## BEGIN

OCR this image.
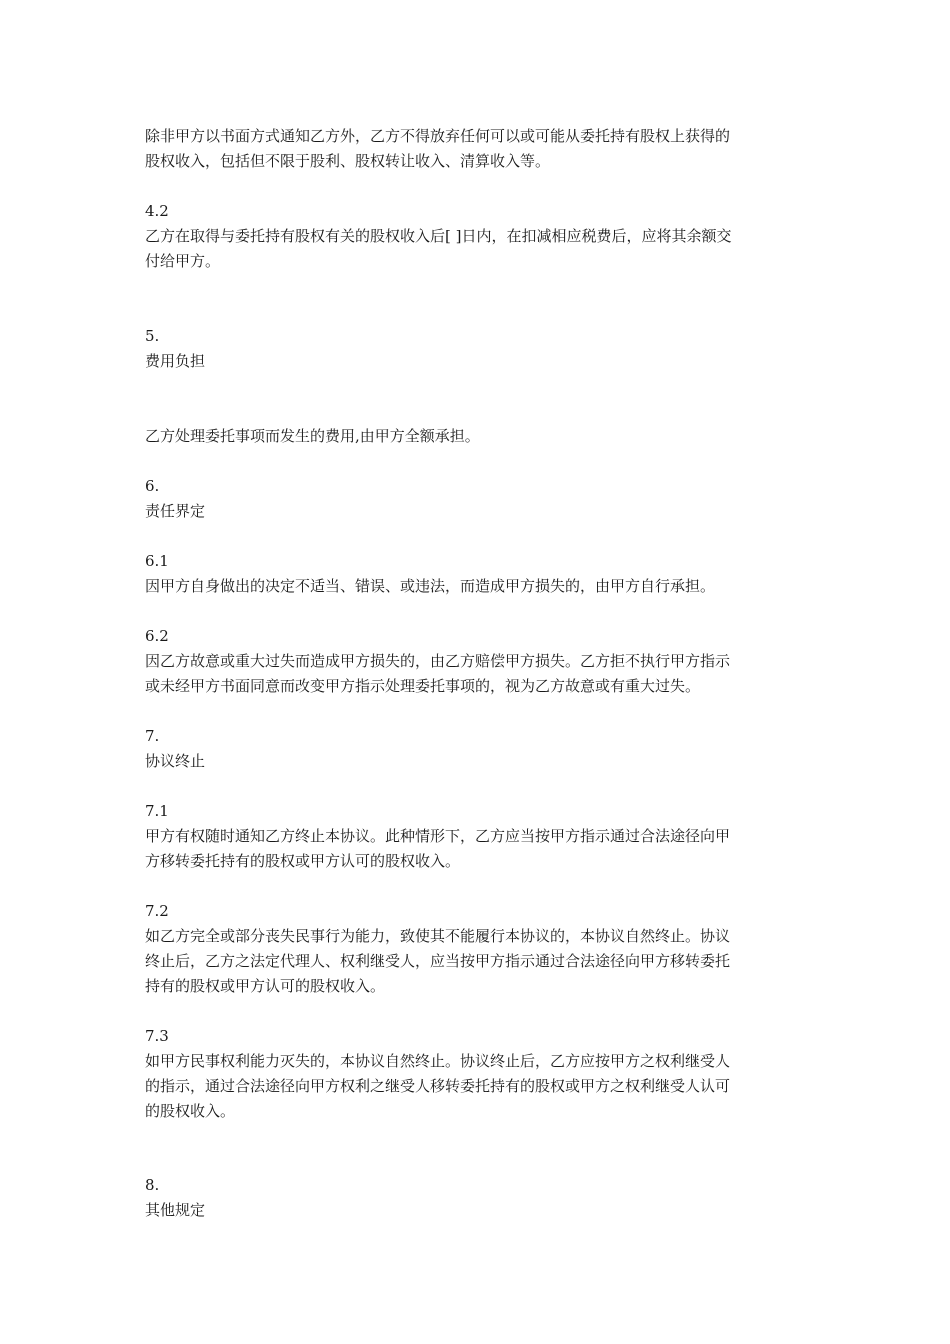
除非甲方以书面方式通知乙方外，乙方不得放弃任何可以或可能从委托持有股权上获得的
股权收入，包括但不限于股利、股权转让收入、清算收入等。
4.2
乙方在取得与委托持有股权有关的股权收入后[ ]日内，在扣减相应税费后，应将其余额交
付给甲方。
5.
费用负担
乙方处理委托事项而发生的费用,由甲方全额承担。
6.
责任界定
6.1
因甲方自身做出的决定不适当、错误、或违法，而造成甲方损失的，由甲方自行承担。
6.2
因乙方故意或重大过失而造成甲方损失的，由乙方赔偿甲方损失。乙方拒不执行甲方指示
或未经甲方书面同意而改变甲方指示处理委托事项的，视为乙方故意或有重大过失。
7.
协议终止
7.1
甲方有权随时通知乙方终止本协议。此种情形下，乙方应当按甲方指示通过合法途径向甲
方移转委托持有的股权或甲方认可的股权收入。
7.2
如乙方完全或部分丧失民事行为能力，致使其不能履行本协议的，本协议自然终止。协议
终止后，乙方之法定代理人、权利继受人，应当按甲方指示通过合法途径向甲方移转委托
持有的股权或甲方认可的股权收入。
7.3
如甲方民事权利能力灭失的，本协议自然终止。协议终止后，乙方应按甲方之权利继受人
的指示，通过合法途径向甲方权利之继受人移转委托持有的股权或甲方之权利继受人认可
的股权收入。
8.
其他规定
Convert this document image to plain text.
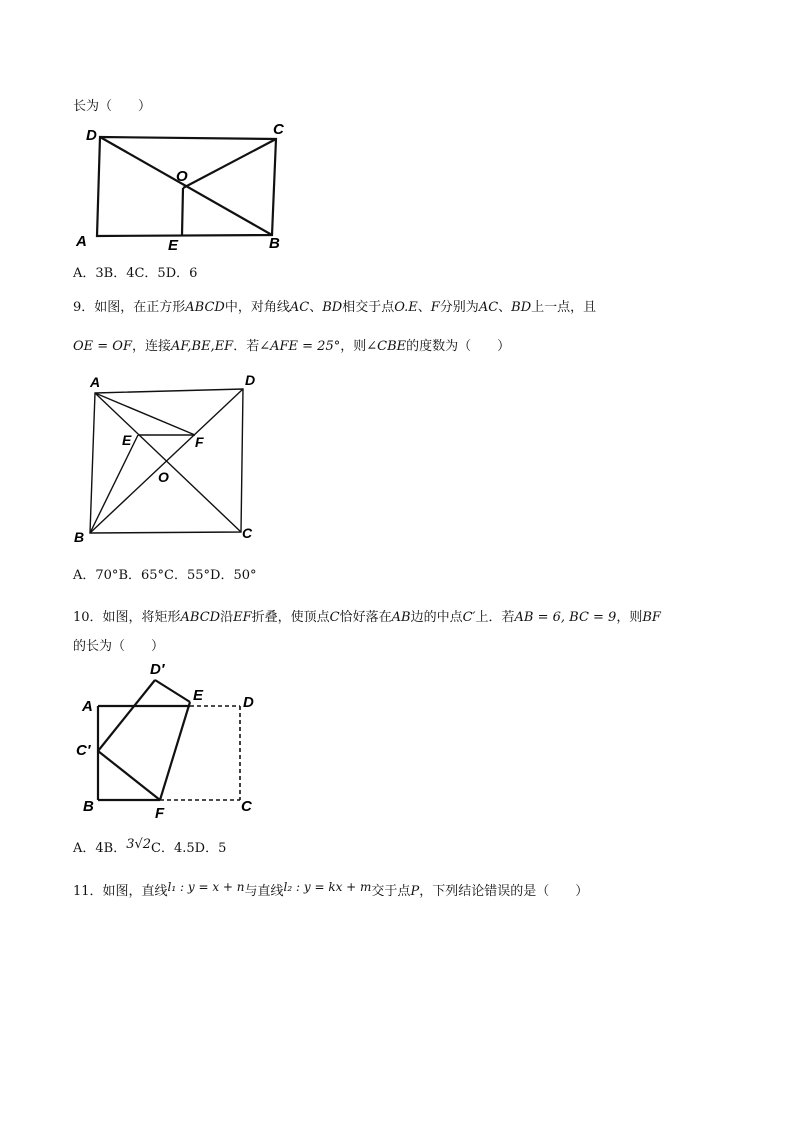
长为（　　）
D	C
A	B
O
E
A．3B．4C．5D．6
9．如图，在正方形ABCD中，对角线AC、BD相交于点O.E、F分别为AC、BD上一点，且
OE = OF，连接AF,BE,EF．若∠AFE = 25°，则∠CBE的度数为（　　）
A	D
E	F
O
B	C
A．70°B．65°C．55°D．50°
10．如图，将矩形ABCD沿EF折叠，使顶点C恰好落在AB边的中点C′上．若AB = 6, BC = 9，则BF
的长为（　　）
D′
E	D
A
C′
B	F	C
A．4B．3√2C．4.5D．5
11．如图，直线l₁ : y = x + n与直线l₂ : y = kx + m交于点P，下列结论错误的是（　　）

## END

> TASK INSTRUCTIONS: Reproduce the data verbatim. Do not carry any picture into the copy.

> SOLVED PROBLEM:
OCR this image.
除非甲方以书面方式通知乙方外，乙方不得放弃任何可以或可能从委托持有股权上获得的
股权收入，包括但不限于股利、股权转让收入、清算收入等。
4.2
乙方在取得与委托持有股权有关的股权收入后[ ]日内，在扣减相应税费后，应将其余额交
付给甲方。
5.
费用负担
乙方处理委托事项而发生的费用,由甲方全额承担。
6.
责任界定
6.1
因甲方自身做出的决定不适当、错误、或违法，而造成甲方损失的，由甲方自行承担。
6.2
因乙方故意或重大过失而造成甲方损失的，由乙方赔偿甲方损失。乙方拒不执行甲方指示
或未经甲方书面同意而改变甲方指示处理委托事项的，视为乙方故意或有重大过失。
7.
协议终止
7.1
甲方有权随时通知乙方终止本协议。此种情形下，乙方应当按甲方指示通过合法途径向甲
方移转委托持有的股权或甲方认可的股权收入。
7.2
如乙方完全或部分丧失民事行为能力，致使其不能履行本协议的，本协议自然终止。协议
终止后，乙方之法定代理人、权利继受人，应当按甲方指示通过合法途径向甲方移转委托
持有的股权或甲方认可的股权收入。
7.3
如甲方民事权利能力灭失的，本协议自然终止。协议终止后，乙方应按甲方之权利继受人
的指示，通过合法途径向甲方权利之继受人移转委托持有的股权或甲方之权利继受人认可
的股权收入。
8.
其他规定
Convert this document image to plain text.
长为（　　）
D	C
A	B
O
E
A．3B．4C．5D．6
9．如图，在正方形ABCD中，对角线AC、BD相交于点O.E、F分别为AC、BD上一点，且
OE = OF，连接AF,BE,EF．若∠AFE = 25°，则∠CBE的度数为（　　）
A	D
E	F
O
B	C
A．70°B．65°C．55°D．50°
10．如图，将矩形ABCD沿EF折叠，使顶点C恰好落在AB边的中点C′上．若AB = 6, BC = 9，则BF
的长为（　　）
D′
E	D
A
C′
B	F	C
A．4B．3√2C．4.5D．5
11．如图，直线l₁ : y = x + n与直线l₂ : y = kx + m交于点P，下列结论错误的是（　　）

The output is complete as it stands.